Search the material for "Optimization" and show all lines that contain it.
━━━━
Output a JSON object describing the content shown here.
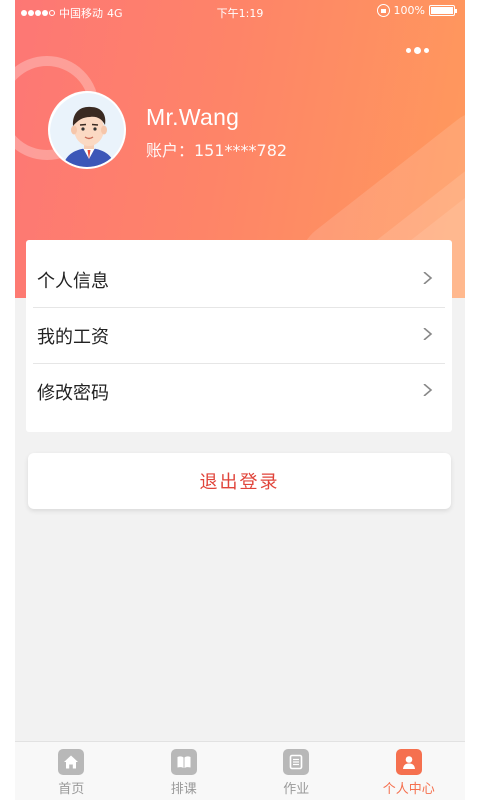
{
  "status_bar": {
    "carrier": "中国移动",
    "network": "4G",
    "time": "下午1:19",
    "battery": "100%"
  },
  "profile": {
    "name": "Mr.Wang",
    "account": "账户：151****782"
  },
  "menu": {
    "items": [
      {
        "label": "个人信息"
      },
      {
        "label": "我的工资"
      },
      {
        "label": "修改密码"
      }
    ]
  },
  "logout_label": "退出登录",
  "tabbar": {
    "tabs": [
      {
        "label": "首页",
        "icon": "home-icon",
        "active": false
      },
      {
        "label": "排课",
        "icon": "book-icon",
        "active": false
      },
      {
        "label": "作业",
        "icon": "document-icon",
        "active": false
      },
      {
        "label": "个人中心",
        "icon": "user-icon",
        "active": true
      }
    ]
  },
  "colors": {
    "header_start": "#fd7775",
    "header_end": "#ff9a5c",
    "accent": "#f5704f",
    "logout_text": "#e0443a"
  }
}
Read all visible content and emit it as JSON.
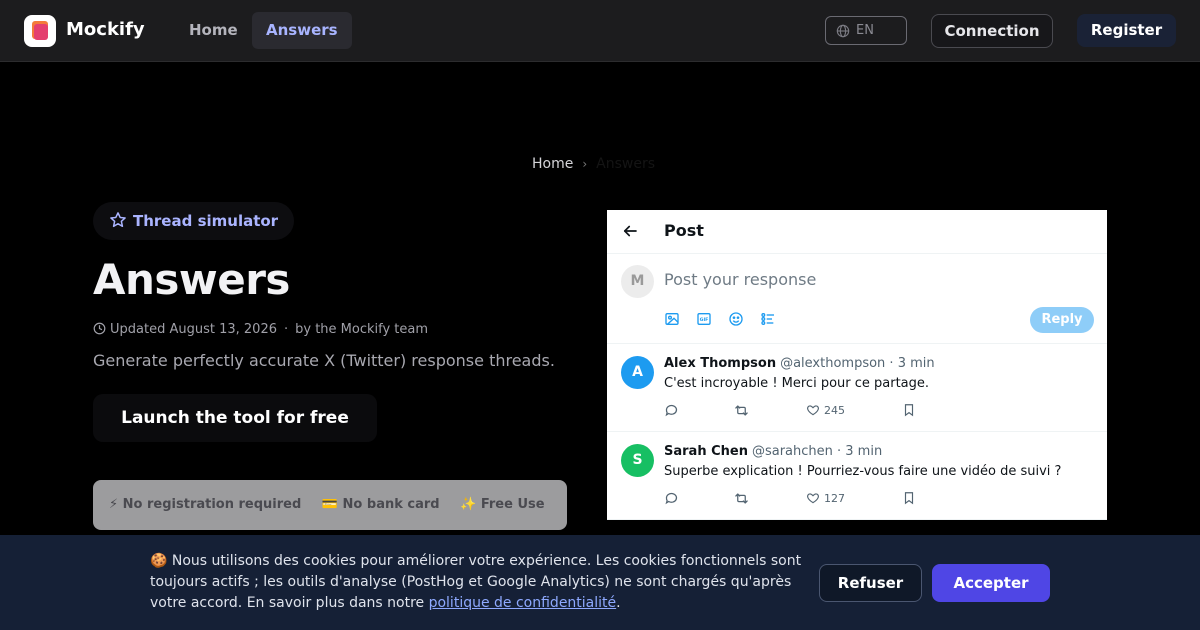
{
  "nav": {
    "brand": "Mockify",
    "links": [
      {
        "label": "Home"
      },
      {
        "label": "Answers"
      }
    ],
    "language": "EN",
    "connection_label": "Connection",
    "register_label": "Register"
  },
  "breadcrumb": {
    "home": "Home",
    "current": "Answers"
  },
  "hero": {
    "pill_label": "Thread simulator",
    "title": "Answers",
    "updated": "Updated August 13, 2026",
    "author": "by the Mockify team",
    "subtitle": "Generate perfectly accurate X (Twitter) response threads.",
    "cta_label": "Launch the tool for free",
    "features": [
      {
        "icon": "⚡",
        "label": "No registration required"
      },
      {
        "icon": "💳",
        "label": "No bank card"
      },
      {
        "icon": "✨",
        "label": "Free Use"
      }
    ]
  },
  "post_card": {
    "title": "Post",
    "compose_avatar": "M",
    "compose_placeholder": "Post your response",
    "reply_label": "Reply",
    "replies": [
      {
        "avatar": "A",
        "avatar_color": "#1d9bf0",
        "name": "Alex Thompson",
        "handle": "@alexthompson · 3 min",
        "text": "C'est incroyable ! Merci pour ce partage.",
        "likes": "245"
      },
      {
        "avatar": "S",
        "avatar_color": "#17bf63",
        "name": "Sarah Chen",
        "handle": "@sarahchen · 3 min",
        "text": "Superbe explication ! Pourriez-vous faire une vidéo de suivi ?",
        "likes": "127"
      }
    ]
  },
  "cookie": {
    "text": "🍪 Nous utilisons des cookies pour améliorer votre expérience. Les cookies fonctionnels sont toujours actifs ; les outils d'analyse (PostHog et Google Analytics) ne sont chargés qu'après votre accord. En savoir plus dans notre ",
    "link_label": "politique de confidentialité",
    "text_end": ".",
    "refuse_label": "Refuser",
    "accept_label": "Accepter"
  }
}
━━━━
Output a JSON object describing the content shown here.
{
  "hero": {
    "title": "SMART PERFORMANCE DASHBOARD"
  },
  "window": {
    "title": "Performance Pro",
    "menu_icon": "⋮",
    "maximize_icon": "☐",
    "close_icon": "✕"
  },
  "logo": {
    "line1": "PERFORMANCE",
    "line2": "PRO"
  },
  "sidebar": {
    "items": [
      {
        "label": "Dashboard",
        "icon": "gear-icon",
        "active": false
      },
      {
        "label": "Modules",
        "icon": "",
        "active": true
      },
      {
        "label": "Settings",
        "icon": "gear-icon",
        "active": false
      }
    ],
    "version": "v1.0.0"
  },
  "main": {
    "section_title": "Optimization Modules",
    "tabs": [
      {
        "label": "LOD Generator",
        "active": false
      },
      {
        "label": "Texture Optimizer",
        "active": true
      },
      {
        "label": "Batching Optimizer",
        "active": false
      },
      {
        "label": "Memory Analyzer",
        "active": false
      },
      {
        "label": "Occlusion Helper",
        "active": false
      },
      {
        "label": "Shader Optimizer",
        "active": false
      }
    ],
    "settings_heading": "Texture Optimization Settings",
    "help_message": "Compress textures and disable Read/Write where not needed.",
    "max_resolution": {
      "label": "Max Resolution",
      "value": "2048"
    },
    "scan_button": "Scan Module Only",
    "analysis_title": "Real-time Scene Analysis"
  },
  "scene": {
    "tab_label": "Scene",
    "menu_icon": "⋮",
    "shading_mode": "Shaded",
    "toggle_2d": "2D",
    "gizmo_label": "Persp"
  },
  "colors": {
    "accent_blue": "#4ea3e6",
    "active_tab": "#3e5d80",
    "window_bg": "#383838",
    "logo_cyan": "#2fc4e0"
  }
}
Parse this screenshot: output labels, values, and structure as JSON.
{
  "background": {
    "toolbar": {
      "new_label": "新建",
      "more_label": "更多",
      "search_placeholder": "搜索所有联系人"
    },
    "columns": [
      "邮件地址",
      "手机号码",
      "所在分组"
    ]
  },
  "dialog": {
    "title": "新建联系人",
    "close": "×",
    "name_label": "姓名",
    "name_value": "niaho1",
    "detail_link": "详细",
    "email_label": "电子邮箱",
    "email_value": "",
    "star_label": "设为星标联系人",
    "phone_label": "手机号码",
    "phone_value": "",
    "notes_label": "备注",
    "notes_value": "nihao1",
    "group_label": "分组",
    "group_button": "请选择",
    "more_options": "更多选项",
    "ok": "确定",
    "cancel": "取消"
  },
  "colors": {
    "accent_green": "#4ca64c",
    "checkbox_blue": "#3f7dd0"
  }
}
━━━━
- WORKED ANSWER:
    "section_title": "Optimization Modules",
    "settings_heading": "Texture Optimization Settings",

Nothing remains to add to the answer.